* DATA ENTRIES:
* begin *

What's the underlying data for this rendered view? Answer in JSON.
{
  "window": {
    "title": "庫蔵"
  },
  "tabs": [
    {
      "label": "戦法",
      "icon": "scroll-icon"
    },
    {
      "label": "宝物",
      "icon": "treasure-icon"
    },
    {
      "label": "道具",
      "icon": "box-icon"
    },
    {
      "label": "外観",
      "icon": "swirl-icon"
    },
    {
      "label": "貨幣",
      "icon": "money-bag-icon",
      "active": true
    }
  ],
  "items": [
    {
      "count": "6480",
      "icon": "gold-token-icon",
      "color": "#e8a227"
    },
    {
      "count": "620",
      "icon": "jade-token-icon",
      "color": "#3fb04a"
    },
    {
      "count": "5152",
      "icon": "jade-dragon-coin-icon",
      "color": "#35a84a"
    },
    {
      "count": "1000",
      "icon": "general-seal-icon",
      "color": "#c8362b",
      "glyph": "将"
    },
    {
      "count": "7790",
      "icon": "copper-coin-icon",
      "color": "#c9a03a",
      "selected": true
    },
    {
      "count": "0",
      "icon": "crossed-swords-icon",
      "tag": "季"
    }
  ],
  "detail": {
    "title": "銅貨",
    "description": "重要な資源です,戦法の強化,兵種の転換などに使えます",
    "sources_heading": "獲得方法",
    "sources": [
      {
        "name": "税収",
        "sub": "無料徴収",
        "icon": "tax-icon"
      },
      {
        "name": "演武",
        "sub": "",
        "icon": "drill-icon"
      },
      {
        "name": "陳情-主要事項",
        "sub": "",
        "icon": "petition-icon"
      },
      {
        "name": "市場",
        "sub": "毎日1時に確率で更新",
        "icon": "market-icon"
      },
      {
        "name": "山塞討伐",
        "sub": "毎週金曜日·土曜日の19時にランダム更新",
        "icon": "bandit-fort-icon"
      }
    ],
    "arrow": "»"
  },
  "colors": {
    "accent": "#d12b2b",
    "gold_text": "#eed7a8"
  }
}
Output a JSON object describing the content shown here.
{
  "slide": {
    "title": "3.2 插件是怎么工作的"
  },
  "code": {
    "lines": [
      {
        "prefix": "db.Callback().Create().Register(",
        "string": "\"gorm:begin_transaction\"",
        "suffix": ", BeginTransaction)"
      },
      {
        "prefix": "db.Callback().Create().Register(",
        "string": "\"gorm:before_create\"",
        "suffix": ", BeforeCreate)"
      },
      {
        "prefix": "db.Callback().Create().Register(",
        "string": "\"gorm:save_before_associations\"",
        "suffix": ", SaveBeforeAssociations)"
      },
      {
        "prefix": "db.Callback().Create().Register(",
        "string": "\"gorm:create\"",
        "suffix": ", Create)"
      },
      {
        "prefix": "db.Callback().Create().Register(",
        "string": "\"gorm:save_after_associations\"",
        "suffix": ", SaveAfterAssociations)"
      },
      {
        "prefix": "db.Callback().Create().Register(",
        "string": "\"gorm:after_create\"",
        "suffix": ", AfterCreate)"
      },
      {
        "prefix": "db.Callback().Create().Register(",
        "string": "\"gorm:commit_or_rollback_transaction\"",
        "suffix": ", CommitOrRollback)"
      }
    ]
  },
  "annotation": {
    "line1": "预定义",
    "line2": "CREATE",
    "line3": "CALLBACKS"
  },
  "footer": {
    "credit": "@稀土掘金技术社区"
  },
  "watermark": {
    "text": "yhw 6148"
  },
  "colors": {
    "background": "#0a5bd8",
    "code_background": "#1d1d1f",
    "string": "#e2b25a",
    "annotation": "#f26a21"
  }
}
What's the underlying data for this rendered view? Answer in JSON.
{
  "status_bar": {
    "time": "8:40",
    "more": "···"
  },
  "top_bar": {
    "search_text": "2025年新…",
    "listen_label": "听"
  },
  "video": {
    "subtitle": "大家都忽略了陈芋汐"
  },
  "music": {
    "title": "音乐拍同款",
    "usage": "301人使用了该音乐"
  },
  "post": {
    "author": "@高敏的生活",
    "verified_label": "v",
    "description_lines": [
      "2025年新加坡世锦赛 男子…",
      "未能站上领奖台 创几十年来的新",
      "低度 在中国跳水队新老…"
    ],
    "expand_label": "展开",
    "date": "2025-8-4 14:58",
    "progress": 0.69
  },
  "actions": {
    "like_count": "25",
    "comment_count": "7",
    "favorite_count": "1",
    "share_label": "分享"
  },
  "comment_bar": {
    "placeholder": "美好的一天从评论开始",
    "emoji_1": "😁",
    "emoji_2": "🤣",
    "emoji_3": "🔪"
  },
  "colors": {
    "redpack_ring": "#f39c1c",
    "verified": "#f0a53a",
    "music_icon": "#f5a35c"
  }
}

* end *

* TASK GOAL:
Restate all of the entries above precisely.

* RESULT OF THE TASK:
What's the underlying data for this rendered view? Answer in JSON.
{
  "window": {
    "title": "庫蔵"
  },
  "tabs": [
    {
      "label": "戦法",
      "icon": "scroll-icon"
    },
    {
      "label": "宝物",
      "icon": "treasure-icon"
    },
    {
      "label": "道具",
      "icon": "box-icon"
    },
    {
      "label": "外観",
      "icon": "swirl-icon"
    },
    {
      "label": "貨幣",
      "icon": "money-bag-icon",
      "active": true
    }
  ],
  "items": [
    {
      "count": "6480",
      "icon": "gold-token-icon",
      "color": "#e8a227"
    },
    {
      "count": "620",
      "icon": "jade-token-icon",
      "color": "#3fb04a"
    },
    {
      "count": "5152",
      "icon": "jade-dragon-coin-icon",
      "color": "#35a84a"
    },
    {
      "count": "1000",
      "icon": "general-seal-icon",
      "color": "#c8362b",
      "glyph": "将"
    },
    {
      "count": "7790",
      "icon": "copper-coin-icon",
      "color": "#c9a03a",
      "selected": true
    },
    {
      "count": "0",
      "icon": "crossed-swords-icon",
      "tag": "季"
    }
  ],
  "detail": {
    "title": "銅貨",
    "description": "重要な資源です,戦法の強化,兵種の転換などに使えます",
    "sources_heading": "獲得方法",
    "sources": [
      {
        "name": "税収",
        "sub": "無料徴収",
        "icon": "tax-icon"
      },
      {
        "name": "演武",
        "sub": "",
        "icon": "drill-icon"
      },
      {
        "name": "陳情-主要事項",
        "sub": "",
        "icon": "petition-icon"
      },
      {
        "name": "市場",
        "sub": "毎日1時に確率で更新",
        "icon": "market-icon"
      },
      {
        "name": "山塞討伐",
        "sub": "毎週金曜日·土曜日の19時にランダム更新",
        "icon": "bandit-fort-icon"
      }
    ],
    "arrow": "»"
  },
  "colors": {
    "accent": "#d12b2b",
    "gold_text": "#eed7a8"
  }
}
Output a JSON object describing the content shown here.
{
  "slide": {
    "title": "3.2 插件是怎么工作的"
  },
  "code": {
    "lines": [
      {
        "prefix": "db.Callback().Create().Register(",
        "string": "\"gorm:begin_transaction\"",
        "suffix": ", BeginTransaction)"
      },
      {
        "prefix": "db.Callback().Create().Register(",
        "string": "\"gorm:before_create\"",
        "suffix": ", BeforeCreate)"
      },
      {
        "prefix": "db.Callback().Create().Register(",
        "string": "\"gorm:save_before_associations\"",
        "suffix": ", SaveBeforeAssociations)"
      },
      {
        "prefix": "db.Callback().Create().Register(",
        "string": "\"gorm:create\"",
        "suffix": ", Create)"
      },
      {
        "prefix": "db.Callback().Create().Register(",
        "string": "\"gorm:save_after_associations\"",
        "suffix": ", SaveAfterAssociations)"
      },
      {
        "prefix": "db.Callback().Create().Register(",
        "string": "\"gorm:after_create\"",
        "suffix": ", AfterCreate)"
      },
      {
        "prefix": "db.Callback().Create().Register(",
        "string": "\"gorm:commit_or_rollback_transaction\"",
        "suffix": ", CommitOrRollback)"
      }
    ]
  },
  "annotation": {
    "line1": "预定义",
    "line2": "CREATE",
    "line3": "CALLBACKS"
  },
  "footer": {
    "credit": "@稀土掘金技术社区"
  },
  "watermark": {
    "text": "yhw 6148"
  },
  "colors": {
    "background": "#0a5bd8",
    "code_background": "#1d1d1f",
    "string": "#e2b25a",
    "annotation": "#f26a21"
  }
}
What's the underlying data for this rendered view? Answer in JSON.
{
  "status_bar": {
    "time": "8:40",
    "more": "···"
  },
  "top_bar": {
    "search_text": "2025年新…",
    "listen_label": "听"
  },
  "video": {
    "subtitle": "大家都忽略了陈芋汐"
  },
  "music": {
    "title": "音乐拍同款",
    "usage": "301人使用了该音乐"
  },
  "post": {
    "author": "@高敏的生活",
    "verified_label": "v",
    "description_lines": [
      "2025年新加坡世锦赛 男子…",
      "未能站上领奖台 创几十年来的新",
      "低度 在中国跳水队新老…"
    ],
    "expand_label": "展开",
    "date": "2025-8-4 14:58",
    "progress": 0.69
  },
  "actions": {
    "like_count": "25",
    "comment_count": "7",
    "favorite_count": "1",
    "share_label": "分享"
  },
  "comment_bar": {
    "placeholder": "美好的一天从评论开始",
    "emoji_1": "😁",
    "emoji_2": "🤣",
    "emoji_3": "🔪"
  },
  "colors": {
    "redpack_ring": "#f39c1c",
    "verified": "#f0a53a",
    "music_icon": "#f5a35c"
  }
}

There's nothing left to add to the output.